Problem statement = Give back the records below exactly, every one, with no pictures.

Stored data:

┏━━

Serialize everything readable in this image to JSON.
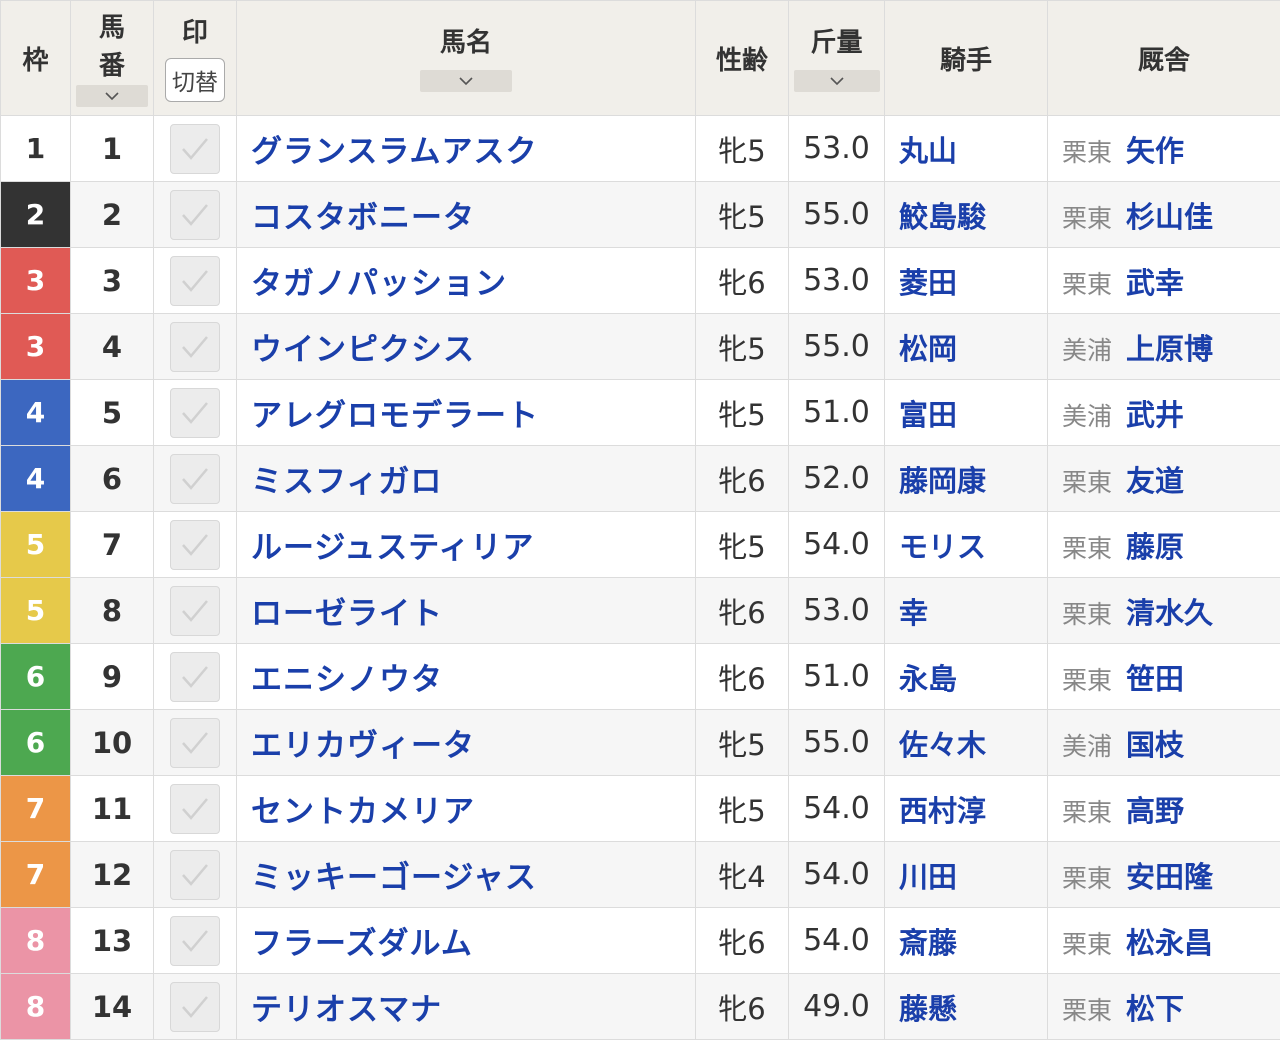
{
  "header": {
    "waku": "枠",
    "umaban_line1": "馬",
    "umaban_line2": "番",
    "mark": "印",
    "switch_label": "切替",
    "horse_name": "馬名",
    "sex_age": "性齢",
    "weight": "斤量",
    "jockey": "騎手",
    "stable": "厩舎",
    "sort_icon": "chevron-down-icon"
  },
  "waku_colors": {
    "1": {
      "bg": "#ffffff",
      "fg": "#333333"
    },
    "2": {
      "bg": "#333333",
      "fg": "#ffffff"
    },
    "3": {
      "bg": "#e05a55",
      "fg": "#ffffff"
    },
    "4": {
      "bg": "#3c67c0",
      "fg": "#ffffff"
    },
    "5": {
      "bg": "#e6c94a",
      "fg": "#ffffff"
    },
    "6": {
      "bg": "#4da850",
      "fg": "#ffffff"
    },
    "7": {
      "bg": "#ec9647",
      "fg": "#ffffff"
    },
    "8": {
      "bg": "#eb94a6",
      "fg": "#ffffff"
    }
  },
  "rows": [
    {
      "waku": "1",
      "umaban": "1",
      "name": "グランスラムアスク",
      "sex_age": "牝5",
      "weight": "53.0",
      "jockey": "丸山",
      "region": "栗東",
      "trainer": "矢作"
    },
    {
      "waku": "2",
      "umaban": "2",
      "name": "コスタボニータ",
      "sex_age": "牝5",
      "weight": "55.0",
      "jockey": "鮫島駿",
      "region": "栗東",
      "trainer": "杉山佳"
    },
    {
      "waku": "3",
      "umaban": "3",
      "name": "タガノパッション",
      "sex_age": "牝6",
      "weight": "53.0",
      "jockey": "菱田",
      "region": "栗東",
      "trainer": "武幸"
    },
    {
      "waku": "3",
      "umaban": "4",
      "name": "ウインピクシス",
      "sex_age": "牝5",
      "weight": "55.0",
      "jockey": "松岡",
      "region": "美浦",
      "trainer": "上原博"
    },
    {
      "waku": "4",
      "umaban": "5",
      "name": "アレグロモデラート",
      "sex_age": "牝5",
      "weight": "51.0",
      "jockey": "富田",
      "region": "美浦",
      "trainer": "武井"
    },
    {
      "waku": "4",
      "umaban": "6",
      "name": "ミスフィガロ",
      "sex_age": "牝6",
      "weight": "52.0",
      "jockey": "藤岡康",
      "region": "栗東",
      "trainer": "友道"
    },
    {
      "waku": "5",
      "umaban": "7",
      "name": "ルージュスティリア",
      "sex_age": "牝5",
      "weight": "54.0",
      "jockey": "モリス",
      "region": "栗東",
      "trainer": "藤原"
    },
    {
      "waku": "5",
      "umaban": "8",
      "name": "ローゼライト",
      "sex_age": "牝6",
      "weight": "53.0",
      "jockey": "幸",
      "region": "栗東",
      "trainer": "清水久"
    },
    {
      "waku": "6",
      "umaban": "9",
      "name": "エニシノウタ",
      "sex_age": "牝6",
      "weight": "51.0",
      "jockey": "永島",
      "region": "栗東",
      "trainer": "笹田"
    },
    {
      "waku": "6",
      "umaban": "10",
      "name": "エリカヴィータ",
      "sex_age": "牝5",
      "weight": "55.0",
      "jockey": "佐々木",
      "region": "美浦",
      "trainer": "国枝"
    },
    {
      "waku": "7",
      "umaban": "11",
      "name": "セントカメリア",
      "sex_age": "牝5",
      "weight": "54.0",
      "jockey": "西村淳",
      "region": "栗東",
      "trainer": "高野"
    },
    {
      "waku": "7",
      "umaban": "12",
      "name": "ミッキーゴージャス",
      "sex_age": "牝4",
      "weight": "54.0",
      "jockey": "川田",
      "region": "栗東",
      "trainer": "安田隆"
    },
    {
      "waku": "8",
      "umaban": "13",
      "name": "フラーズダルム",
      "sex_age": "牝6",
      "weight": "54.0",
      "jockey": "斎藤",
      "region": "栗東",
      "trainer": "松永昌"
    },
    {
      "waku": "8",
      "umaban": "14",
      "name": "テリオスマナ",
      "sex_age": "牝6",
      "weight": "49.0",
      "jockey": "藤懸",
      "region": "栗東",
      "trainer": "松下"
    }
  ]
}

┗━━

Problem solution =
Serialize everything readable in this image to JSON.
{
  "header": {
    "waku": "枠",
    "umaban_line1": "馬",
    "umaban_line2": "番",
    "mark": "印",
    "switch_label": "切替",
    "horse_name": "馬名",
    "sex_age": "性齢",
    "weight": "斤量",
    "jockey": "騎手",
    "stable": "厩舎",
    "sort_icon": "chevron-down-icon"
  },
  "waku_colors": {
    "1": {
      "bg": "#ffffff",
      "fg": "#333333"
    },
    "2": {
      "bg": "#333333",
      "fg": "#ffffff"
    },
    "3": {
      "bg": "#e05a55",
      "fg": "#ffffff"
    },
    "4": {
      "bg": "#3c67c0",
      "fg": "#ffffff"
    },
    "5": {
      "bg": "#e6c94a",
      "fg": "#ffffff"
    },
    "6": {
      "bg": "#4da850",
      "fg": "#ffffff"
    },
    "7": {
      "bg": "#ec9647",
      "fg": "#ffffff"
    },
    "8": {
      "bg": "#eb94a6",
      "fg": "#ffffff"
    }
  },
  "rows": [
    {
      "waku": "1",
      "umaban": "1",
      "name": "グランスラムアスク",
      "sex_age": "牝5",
      "weight": "53.0",
      "jockey": "丸山",
      "region": "栗東",
      "trainer": "矢作"
    },
    {
      "waku": "2",
      "umaban": "2",
      "name": "コスタボニータ",
      "sex_age": "牝5",
      "weight": "55.0",
      "jockey": "鮫島駿",
      "region": "栗東",
      "trainer": "杉山佳"
    },
    {
      "waku": "3",
      "umaban": "3",
      "name": "タガノパッション",
      "sex_age": "牝6",
      "weight": "53.0",
      "jockey": "菱田",
      "region": "栗東",
      "trainer": "武幸"
    },
    {
      "waku": "3",
      "umaban": "4",
      "name": "ウインピクシス",
      "sex_age": "牝5",
      "weight": "55.0",
      "jockey": "松岡",
      "region": "美浦",
      "trainer": "上原博"
    },
    {
      "waku": "4",
      "umaban": "5",
      "name": "アレグロモデラート",
      "sex_age": "牝5",
      "weight": "51.0",
      "jockey": "富田",
      "region": "美浦",
      "trainer": "武井"
    },
    {
      "waku": "4",
      "umaban": "6",
      "name": "ミスフィガロ",
      "sex_age": "牝6",
      "weight": "52.0",
      "jockey": "藤岡康",
      "region": "栗東",
      "trainer": "友道"
    },
    {
      "waku": "5",
      "umaban": "7",
      "name": "ルージュスティリア",
      "sex_age": "牝5",
      "weight": "54.0",
      "jockey": "モリス",
      "region": "栗東",
      "trainer": "藤原"
    },
    {
      "waku": "5",
      "umaban": "8",
      "name": "ローゼライト",
      "sex_age": "牝6",
      "weight": "53.0",
      "jockey": "幸",
      "region": "栗東",
      "trainer": "清水久"
    },
    {
      "waku": "6",
      "umaban": "9",
      "name": "エニシノウタ",
      "sex_age": "牝6",
      "weight": "51.0",
      "jockey": "永島",
      "region": "栗東",
      "trainer": "笹田"
    },
    {
      "waku": "6",
      "umaban": "10",
      "name": "エリカヴィータ",
      "sex_age": "牝5",
      "weight": "55.0",
      "jockey": "佐々木",
      "region": "美浦",
      "trainer": "国枝"
    },
    {
      "waku": "7",
      "umaban": "11",
      "name": "セントカメリア",
      "sex_age": "牝5",
      "weight": "54.0",
      "jockey": "西村淳",
      "region": "栗東",
      "trainer": "高野"
    },
    {
      "waku": "7",
      "umaban": "12",
      "name": "ミッキーゴージャス",
      "sex_age": "牝4",
      "weight": "54.0",
      "jockey": "川田",
      "region": "栗東",
      "trainer": "安田隆"
    },
    {
      "waku": "8",
      "umaban": "13",
      "name": "フラーズダルム",
      "sex_age": "牝6",
      "weight": "54.0",
      "jockey": "斎藤",
      "region": "栗東",
      "trainer": "松永昌"
    },
    {
      "waku": "8",
      "umaban": "14",
      "name": "テリオスマナ",
      "sex_age": "牝6",
      "weight": "49.0",
      "jockey": "藤懸",
      "region": "栗東",
      "trainer": "松下"
    }
  ]
}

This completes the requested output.